SHORT EXERCISE
Repeat the material exactly, every line of it.

DATA EXTRACT
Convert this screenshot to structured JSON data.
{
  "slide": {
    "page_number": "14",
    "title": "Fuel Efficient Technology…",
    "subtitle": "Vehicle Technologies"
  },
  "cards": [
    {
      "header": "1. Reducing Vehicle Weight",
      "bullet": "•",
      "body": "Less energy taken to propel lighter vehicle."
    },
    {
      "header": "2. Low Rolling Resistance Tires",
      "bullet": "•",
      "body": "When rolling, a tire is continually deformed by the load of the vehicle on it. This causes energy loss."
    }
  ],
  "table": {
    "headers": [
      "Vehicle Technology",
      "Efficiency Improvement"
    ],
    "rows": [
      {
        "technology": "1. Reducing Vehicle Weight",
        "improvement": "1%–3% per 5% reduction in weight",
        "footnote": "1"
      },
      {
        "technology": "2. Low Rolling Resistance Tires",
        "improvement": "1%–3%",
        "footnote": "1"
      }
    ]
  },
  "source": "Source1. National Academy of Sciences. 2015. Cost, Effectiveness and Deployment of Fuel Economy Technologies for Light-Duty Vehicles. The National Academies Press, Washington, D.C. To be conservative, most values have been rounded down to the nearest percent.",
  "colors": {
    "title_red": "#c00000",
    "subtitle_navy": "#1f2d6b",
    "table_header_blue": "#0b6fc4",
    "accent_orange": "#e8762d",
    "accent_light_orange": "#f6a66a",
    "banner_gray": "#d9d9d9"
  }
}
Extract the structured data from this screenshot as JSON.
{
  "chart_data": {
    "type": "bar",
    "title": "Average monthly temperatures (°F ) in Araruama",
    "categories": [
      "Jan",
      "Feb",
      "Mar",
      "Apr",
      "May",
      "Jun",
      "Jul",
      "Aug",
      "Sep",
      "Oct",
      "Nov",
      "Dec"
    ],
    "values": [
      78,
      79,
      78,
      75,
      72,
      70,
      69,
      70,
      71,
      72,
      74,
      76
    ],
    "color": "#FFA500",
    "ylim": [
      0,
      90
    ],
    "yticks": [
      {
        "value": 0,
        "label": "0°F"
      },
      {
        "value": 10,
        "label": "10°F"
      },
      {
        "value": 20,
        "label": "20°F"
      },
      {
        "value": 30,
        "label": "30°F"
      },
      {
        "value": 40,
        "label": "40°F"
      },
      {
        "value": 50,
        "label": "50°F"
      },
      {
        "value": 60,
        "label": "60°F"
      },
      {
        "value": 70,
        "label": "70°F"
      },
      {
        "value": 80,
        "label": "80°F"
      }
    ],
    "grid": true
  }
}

COMPLETED TASK
Convert this screenshot to structured JSON data.
{
  "slide": {
    "page_number": "14",
    "title": "Fuel Efficient Technology…",
    "subtitle": "Vehicle Technologies"
  },
  "cards": [
    {
      "header": "1. Reducing Vehicle Weight",
      "bullet": "•",
      "body": "Less energy taken to propel lighter vehicle."
    },
    {
      "header": "2. Low Rolling Resistance Tires",
      "bullet": "•",
      "body": "When rolling, a tire is continually deformed by the load of the vehicle on it. This causes energy loss."
    }
  ],
  "table": {
    "headers": [
      "Vehicle Technology",
      "Efficiency Improvement"
    ],
    "rows": [
      {
        "technology": "1. Reducing Vehicle Weight",
        "improvement": "1%–3% per 5% reduction in weight",
        "footnote": "1"
      },
      {
        "technology": "2. Low Rolling Resistance Tires",
        "improvement": "1%–3%",
        "footnote": "1"
      }
    ]
  },
  "source": "Source1. National Academy of Sciences. 2015. Cost, Effectiveness and Deployment of Fuel Economy Technologies for Light-Duty Vehicles. The National Academies Press, Washington, D.C. To be conservative, most values have been rounded down to the nearest percent.",
  "colors": {
    "title_red": "#c00000",
    "subtitle_navy": "#1f2d6b",
    "table_header_blue": "#0b6fc4",
    "accent_orange": "#e8762d",
    "accent_light_orange": "#f6a66a",
    "banner_gray": "#d9d9d9"
  }
}
Extract the structured data from this screenshot as JSON.
{
  "chart_data": {
    "type": "bar",
    "title": "Average monthly temperatures (°F ) in Araruama",
    "categories": [
      "Jan",
      "Feb",
      "Mar",
      "Apr",
      "May",
      "Jun",
      "Jul",
      "Aug",
      "Sep",
      "Oct",
      "Nov",
      "Dec"
    ],
    "values": [
      78,
      79,
      78,
      75,
      72,
      70,
      69,
      70,
      71,
      72,
      74,
      76
    ],
    "color": "#FFA500",
    "ylim": [
      0,
      90
    ],
    "yticks": [
      {
        "value": 0,
        "label": "0°F"
      },
      {
        "value": 10,
        "label": "10°F"
      },
      {
        "value": 20,
        "label": "20°F"
      },
      {
        "value": 30,
        "label": "30°F"
      },
      {
        "value": 40,
        "label": "40°F"
      },
      {
        "value": 50,
        "label": "50°F"
      },
      {
        "value": 60,
        "label": "60°F"
      },
      {
        "value": 70,
        "label": "70°F"
      },
      {
        "value": 80,
        "label": "80°F"
      }
    ],
    "grid": true
  }
}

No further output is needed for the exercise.